> STATED PROBLEM:
Transcribe the listing exactly, leaving out every picture.

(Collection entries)
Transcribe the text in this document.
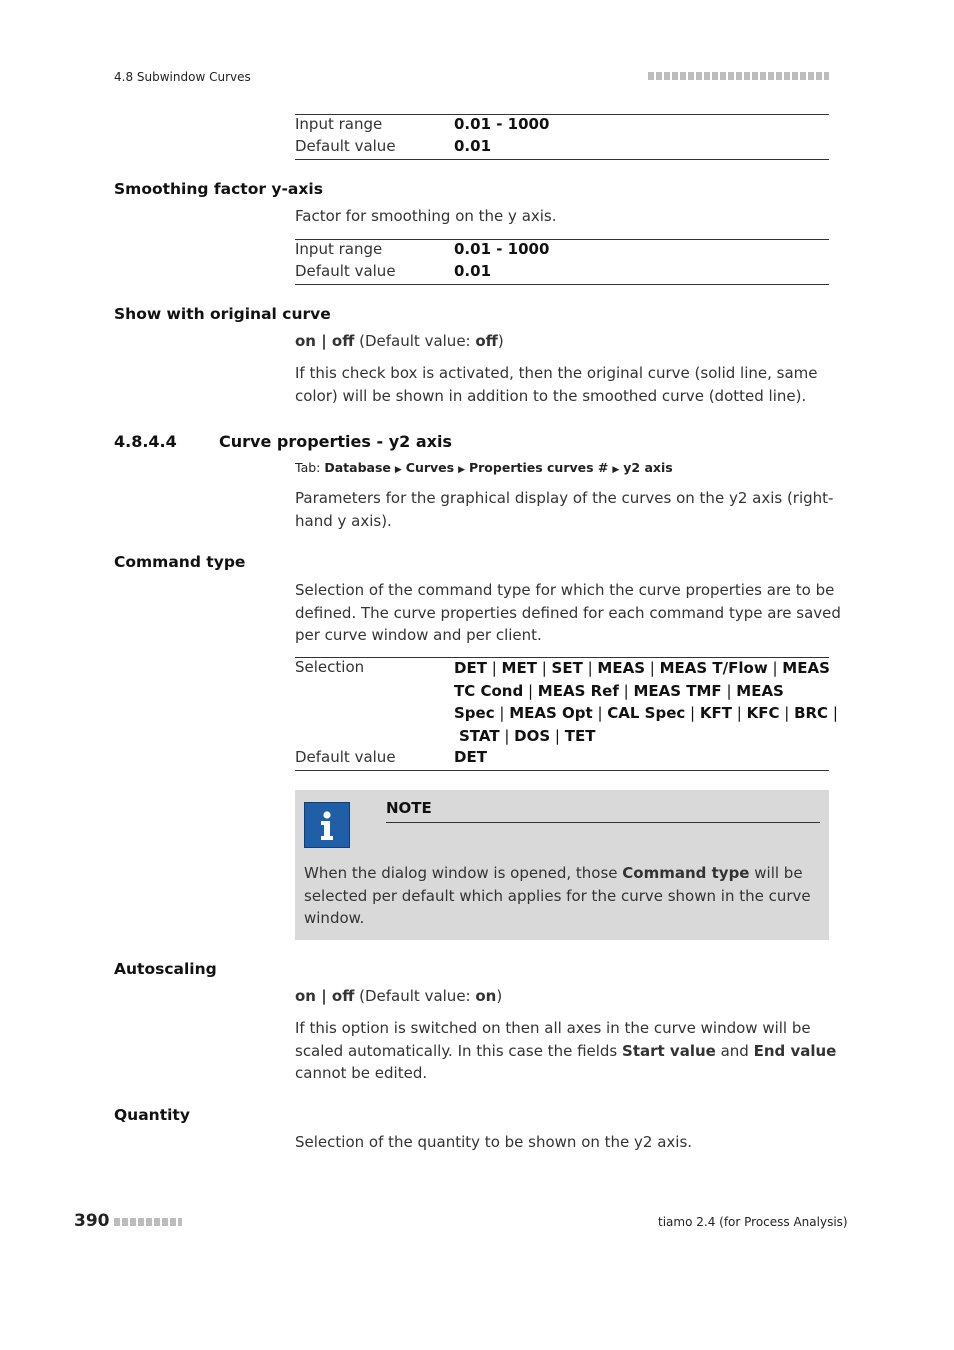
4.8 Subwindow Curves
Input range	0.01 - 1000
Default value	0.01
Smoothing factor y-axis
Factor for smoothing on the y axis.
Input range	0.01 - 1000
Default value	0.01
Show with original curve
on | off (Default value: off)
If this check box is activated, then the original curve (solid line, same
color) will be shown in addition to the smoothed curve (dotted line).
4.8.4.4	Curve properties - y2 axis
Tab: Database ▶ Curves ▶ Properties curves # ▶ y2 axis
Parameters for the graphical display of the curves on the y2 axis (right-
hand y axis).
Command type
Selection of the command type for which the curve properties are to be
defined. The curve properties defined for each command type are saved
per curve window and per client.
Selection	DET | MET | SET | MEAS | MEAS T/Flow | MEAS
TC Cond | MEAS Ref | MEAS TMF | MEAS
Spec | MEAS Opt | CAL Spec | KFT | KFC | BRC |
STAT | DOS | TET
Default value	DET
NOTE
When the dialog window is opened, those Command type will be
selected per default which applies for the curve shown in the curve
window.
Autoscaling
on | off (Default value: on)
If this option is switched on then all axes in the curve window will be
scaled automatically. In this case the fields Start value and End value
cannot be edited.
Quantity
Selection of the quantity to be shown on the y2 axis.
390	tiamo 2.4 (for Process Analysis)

> EXPECTED ANSWER:
Transcribe the text in this document.
4.8 Subwindow Curves
Input range	0.01 - 1000
Default value	0.01
Smoothing factor y-axis
Factor for smoothing on the y axis.
Input range	0.01 - 1000
Default value	0.01
Show with original curve
on | off (Default value: off)
If this check box is activated, then the original curve (solid line, same
color) will be shown in addition to the smoothed curve (dotted line).
4.8.4.4	Curve properties - y2 axis
Tab: Database ▶ Curves ▶ Properties curves # ▶ y2 axis
Parameters for the graphical display of the curves on the y2 axis (right-
hand y axis).
Command type
Selection of the command type for which the curve properties are to be
defined. The curve properties defined for each command type are saved
per curve window and per client.
Selection	DET | MET | SET | MEAS | MEAS T/Flow | MEAS
TC Cond | MEAS Ref | MEAS TMF | MEAS
Spec | MEAS Opt | CAL Spec | KFT | KFC | BRC |
STAT | DOS | TET
Default value	DET
NOTE
When the dialog window is opened, those Command type will be
selected per default which applies for the curve shown in the curve
window.
Autoscaling
on | off (Default value: on)
If this option is switched on then all axes in the curve window will be
scaled automatically. In this case the fields Start value and End value
cannot be edited.
Quantity
Selection of the quantity to be shown on the y2 axis.
390	tiamo 2.4 (for Process Analysis)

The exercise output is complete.